*Stated task:* Exactly reproduce all the records, keeping pictures out of the copy.

*Supplied records:*

↓↓↓

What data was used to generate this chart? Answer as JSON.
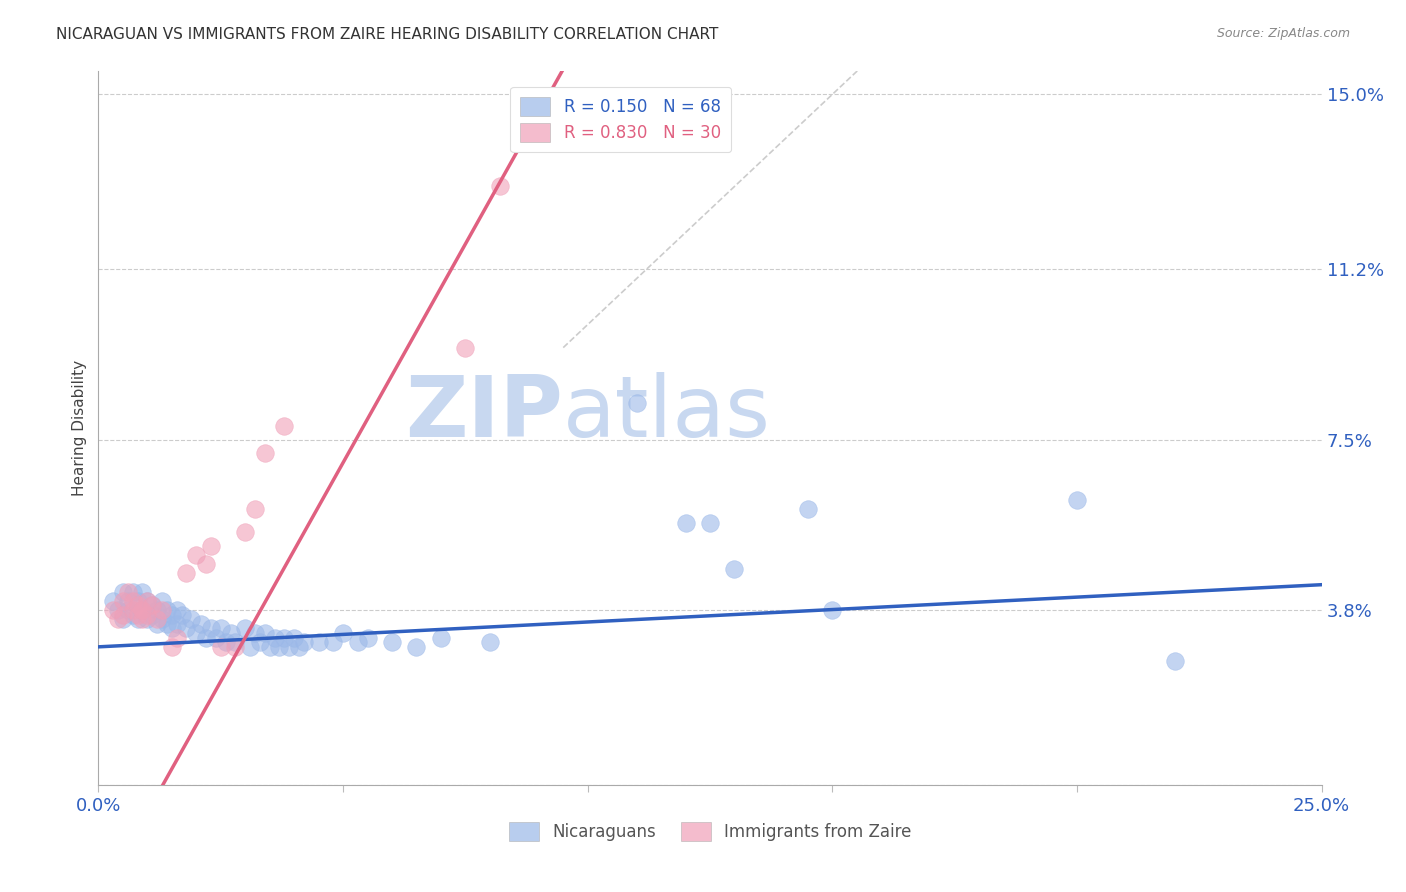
{
  "title": "NICARAGUAN VS IMMIGRANTS FROM ZAIRE HEARING DISABILITY CORRELATION CHART",
  "source": "Source: ZipAtlas.com",
  "ylabel": "Hearing Disability",
  "xlim": [
    0.0,
    0.25
  ],
  "ylim": [
    0.0,
    0.155
  ],
  "xticks": [
    0.0,
    0.05,
    0.1,
    0.15,
    0.2,
    0.25
  ],
  "xtick_labels": [
    "0.0%",
    "",
    "",
    "",
    "",
    "25.0%"
  ],
  "ytick_labels_right": [
    "",
    "3.8%",
    "7.5%",
    "11.2%",
    "15.0%"
  ],
  "ytick_vals_right": [
    0.0,
    0.038,
    0.075,
    0.112,
    0.15
  ],
  "grid_color": "#cccccc",
  "blue_color": "#9BB8E8",
  "pink_color": "#F0A0B8",
  "legend_blue_label_r": "0.150",
  "legend_blue_label_n": "68",
  "legend_pink_label_r": "0.830",
  "legend_pink_label_n": "30",
  "legend_nicaraguan": "Nicaraguans",
  "legend_zaire": "Immigrants from Zaire",
  "blue_line_color": "#3060C0",
  "pink_line_color": "#E06080",
  "diag_line_color": "#CCCCCC",
  "background_color": "#FFFFFF",
  "watermark_zip": "ZIP",
  "watermark_atlas": "atlas",
  "watermark_color_zip": "#C8D8F0",
  "watermark_color_atlas": "#C8D8F0",
  "title_fontsize": 11,
  "blue_scatter": [
    [
      0.003,
      0.04
    ],
    [
      0.004,
      0.038
    ],
    [
      0.005,
      0.042
    ],
    [
      0.005,
      0.036
    ],
    [
      0.006,
      0.04
    ],
    [
      0.006,
      0.038
    ],
    [
      0.007,
      0.042
    ],
    [
      0.007,
      0.037
    ],
    [
      0.008,
      0.04
    ],
    [
      0.008,
      0.036
    ],
    [
      0.009,
      0.042
    ],
    [
      0.009,
      0.038
    ],
    [
      0.01,
      0.04
    ],
    [
      0.01,
      0.036
    ],
    [
      0.011,
      0.039
    ],
    [
      0.011,
      0.037
    ],
    [
      0.012,
      0.038
    ],
    [
      0.012,
      0.035
    ],
    [
      0.013,
      0.04
    ],
    [
      0.013,
      0.036
    ],
    [
      0.014,
      0.038
    ],
    [
      0.014,
      0.035
    ],
    [
      0.015,
      0.037
    ],
    [
      0.015,
      0.034
    ],
    [
      0.016,
      0.038
    ],
    [
      0.016,
      0.035
    ],
    [
      0.017,
      0.037
    ],
    [
      0.018,
      0.034
    ],
    [
      0.019,
      0.036
    ],
    [
      0.02,
      0.033
    ],
    [
      0.021,
      0.035
    ],
    [
      0.022,
      0.032
    ],
    [
      0.023,
      0.034
    ],
    [
      0.024,
      0.032
    ],
    [
      0.025,
      0.034
    ],
    [
      0.026,
      0.031
    ],
    [
      0.027,
      0.033
    ],
    [
      0.028,
      0.031
    ],
    [
      0.03,
      0.034
    ],
    [
      0.031,
      0.03
    ],
    [
      0.032,
      0.033
    ],
    [
      0.033,
      0.031
    ],
    [
      0.034,
      0.033
    ],
    [
      0.035,
      0.03
    ],
    [
      0.036,
      0.032
    ],
    [
      0.037,
      0.03
    ],
    [
      0.038,
      0.032
    ],
    [
      0.039,
      0.03
    ],
    [
      0.04,
      0.032
    ],
    [
      0.041,
      0.03
    ],
    [
      0.042,
      0.031
    ],
    [
      0.045,
      0.031
    ],
    [
      0.048,
      0.031
    ],
    [
      0.05,
      0.033
    ],
    [
      0.053,
      0.031
    ],
    [
      0.055,
      0.032
    ],
    [
      0.06,
      0.031
    ],
    [
      0.065,
      0.03
    ],
    [
      0.07,
      0.032
    ],
    [
      0.08,
      0.031
    ],
    [
      0.11,
      0.083
    ],
    [
      0.12,
      0.057
    ],
    [
      0.125,
      0.057
    ],
    [
      0.13,
      0.047
    ],
    [
      0.145,
      0.06
    ],
    [
      0.15,
      0.038
    ],
    [
      0.2,
      0.062
    ],
    [
      0.22,
      0.027
    ]
  ],
  "pink_scatter": [
    [
      0.003,
      0.038
    ],
    [
      0.004,
      0.036
    ],
    [
      0.005,
      0.04
    ],
    [
      0.005,
      0.037
    ],
    [
      0.006,
      0.042
    ],
    [
      0.007,
      0.038
    ],
    [
      0.007,
      0.04
    ],
    [
      0.008,
      0.037
    ],
    [
      0.008,
      0.039
    ],
    [
      0.009,
      0.036
    ],
    [
      0.009,
      0.038
    ],
    [
      0.01,
      0.04
    ],
    [
      0.01,
      0.037
    ],
    [
      0.011,
      0.039
    ],
    [
      0.012,
      0.036
    ],
    [
      0.013,
      0.038
    ],
    [
      0.015,
      0.03
    ],
    [
      0.016,
      0.032
    ],
    [
      0.018,
      0.046
    ],
    [
      0.02,
      0.05
    ],
    [
      0.022,
      0.048
    ],
    [
      0.023,
      0.052
    ],
    [
      0.025,
      0.03
    ],
    [
      0.028,
      0.03
    ],
    [
      0.03,
      0.055
    ],
    [
      0.032,
      0.06
    ],
    [
      0.034,
      0.072
    ],
    [
      0.038,
      0.078
    ],
    [
      0.075,
      0.095
    ],
    [
      0.082,
      0.13
    ]
  ],
  "pink_line_intercept": -0.025,
  "pink_line_slope": 1.9,
  "blue_line_intercept": 0.03,
  "blue_line_slope": 0.054
}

↑↑↑

*Result below:*
What data was used to generate this chart? Answer as JSON.
{
  "title": "NICARAGUAN VS IMMIGRANTS FROM ZAIRE HEARING DISABILITY CORRELATION CHART",
  "source": "Source: ZipAtlas.com",
  "ylabel": "Hearing Disability",
  "xlim": [
    0.0,
    0.25
  ],
  "ylim": [
    0.0,
    0.155
  ],
  "xticks": [
    0.0,
    0.05,
    0.1,
    0.15,
    0.2,
    0.25
  ],
  "xtick_labels": [
    "0.0%",
    "",
    "",
    "",
    "",
    "25.0%"
  ],
  "ytick_labels_right": [
    "",
    "3.8%",
    "7.5%",
    "11.2%",
    "15.0%"
  ],
  "ytick_vals_right": [
    0.0,
    0.038,
    0.075,
    0.112,
    0.15
  ],
  "grid_color": "#cccccc",
  "blue_color": "#9BB8E8",
  "pink_color": "#F0A0B8",
  "legend_blue_label_r": "0.150",
  "legend_blue_label_n": "68",
  "legend_pink_label_r": "0.830",
  "legend_pink_label_n": "30",
  "legend_nicaraguan": "Nicaraguans",
  "legend_zaire": "Immigrants from Zaire",
  "blue_line_color": "#3060C0",
  "pink_line_color": "#E06080",
  "diag_line_color": "#CCCCCC",
  "background_color": "#FFFFFF",
  "watermark_zip": "ZIP",
  "watermark_atlas": "atlas",
  "watermark_color_zip": "#C8D8F0",
  "watermark_color_atlas": "#C8D8F0",
  "title_fontsize": 11,
  "blue_scatter": [
    [
      0.003,
      0.04
    ],
    [
      0.004,
      0.038
    ],
    [
      0.005,
      0.042
    ],
    [
      0.005,
      0.036
    ],
    [
      0.006,
      0.04
    ],
    [
      0.006,
      0.038
    ],
    [
      0.007,
      0.042
    ],
    [
      0.007,
      0.037
    ],
    [
      0.008,
      0.04
    ],
    [
      0.008,
      0.036
    ],
    [
      0.009,
      0.042
    ],
    [
      0.009,
      0.038
    ],
    [
      0.01,
      0.04
    ],
    [
      0.01,
      0.036
    ],
    [
      0.011,
      0.039
    ],
    [
      0.011,
      0.037
    ],
    [
      0.012,
      0.038
    ],
    [
      0.012,
      0.035
    ],
    [
      0.013,
      0.04
    ],
    [
      0.013,
      0.036
    ],
    [
      0.014,
      0.038
    ],
    [
      0.014,
      0.035
    ],
    [
      0.015,
      0.037
    ],
    [
      0.015,
      0.034
    ],
    [
      0.016,
      0.038
    ],
    [
      0.016,
      0.035
    ],
    [
      0.017,
      0.037
    ],
    [
      0.018,
      0.034
    ],
    [
      0.019,
      0.036
    ],
    [
      0.02,
      0.033
    ],
    [
      0.021,
      0.035
    ],
    [
      0.022,
      0.032
    ],
    [
      0.023,
      0.034
    ],
    [
      0.024,
      0.032
    ],
    [
      0.025,
      0.034
    ],
    [
      0.026,
      0.031
    ],
    [
      0.027,
      0.033
    ],
    [
      0.028,
      0.031
    ],
    [
      0.03,
      0.034
    ],
    [
      0.031,
      0.03
    ],
    [
      0.032,
      0.033
    ],
    [
      0.033,
      0.031
    ],
    [
      0.034,
      0.033
    ],
    [
      0.035,
      0.03
    ],
    [
      0.036,
      0.032
    ],
    [
      0.037,
      0.03
    ],
    [
      0.038,
      0.032
    ],
    [
      0.039,
      0.03
    ],
    [
      0.04,
      0.032
    ],
    [
      0.041,
      0.03
    ],
    [
      0.042,
      0.031
    ],
    [
      0.045,
      0.031
    ],
    [
      0.048,
      0.031
    ],
    [
      0.05,
      0.033
    ],
    [
      0.053,
      0.031
    ],
    [
      0.055,
      0.032
    ],
    [
      0.06,
      0.031
    ],
    [
      0.065,
      0.03
    ],
    [
      0.07,
      0.032
    ],
    [
      0.08,
      0.031
    ],
    [
      0.11,
      0.083
    ],
    [
      0.12,
      0.057
    ],
    [
      0.125,
      0.057
    ],
    [
      0.13,
      0.047
    ],
    [
      0.145,
      0.06
    ],
    [
      0.15,
      0.038
    ],
    [
      0.2,
      0.062
    ],
    [
      0.22,
      0.027
    ]
  ],
  "pink_scatter": [
    [
      0.003,
      0.038
    ],
    [
      0.004,
      0.036
    ],
    [
      0.005,
      0.04
    ],
    [
      0.005,
      0.037
    ],
    [
      0.006,
      0.042
    ],
    [
      0.007,
      0.038
    ],
    [
      0.007,
      0.04
    ],
    [
      0.008,
      0.037
    ],
    [
      0.008,
      0.039
    ],
    [
      0.009,
      0.036
    ],
    [
      0.009,
      0.038
    ],
    [
      0.01,
      0.04
    ],
    [
      0.01,
      0.037
    ],
    [
      0.011,
      0.039
    ],
    [
      0.012,
      0.036
    ],
    [
      0.013,
      0.038
    ],
    [
      0.015,
      0.03
    ],
    [
      0.016,
      0.032
    ],
    [
      0.018,
      0.046
    ],
    [
      0.02,
      0.05
    ],
    [
      0.022,
      0.048
    ],
    [
      0.023,
      0.052
    ],
    [
      0.025,
      0.03
    ],
    [
      0.028,
      0.03
    ],
    [
      0.03,
      0.055
    ],
    [
      0.032,
      0.06
    ],
    [
      0.034,
      0.072
    ],
    [
      0.038,
      0.078
    ],
    [
      0.075,
      0.095
    ],
    [
      0.082,
      0.13
    ]
  ],
  "pink_line_intercept": -0.025,
  "pink_line_slope": 1.9,
  "blue_line_intercept": 0.03,
  "blue_line_slope": 0.054
}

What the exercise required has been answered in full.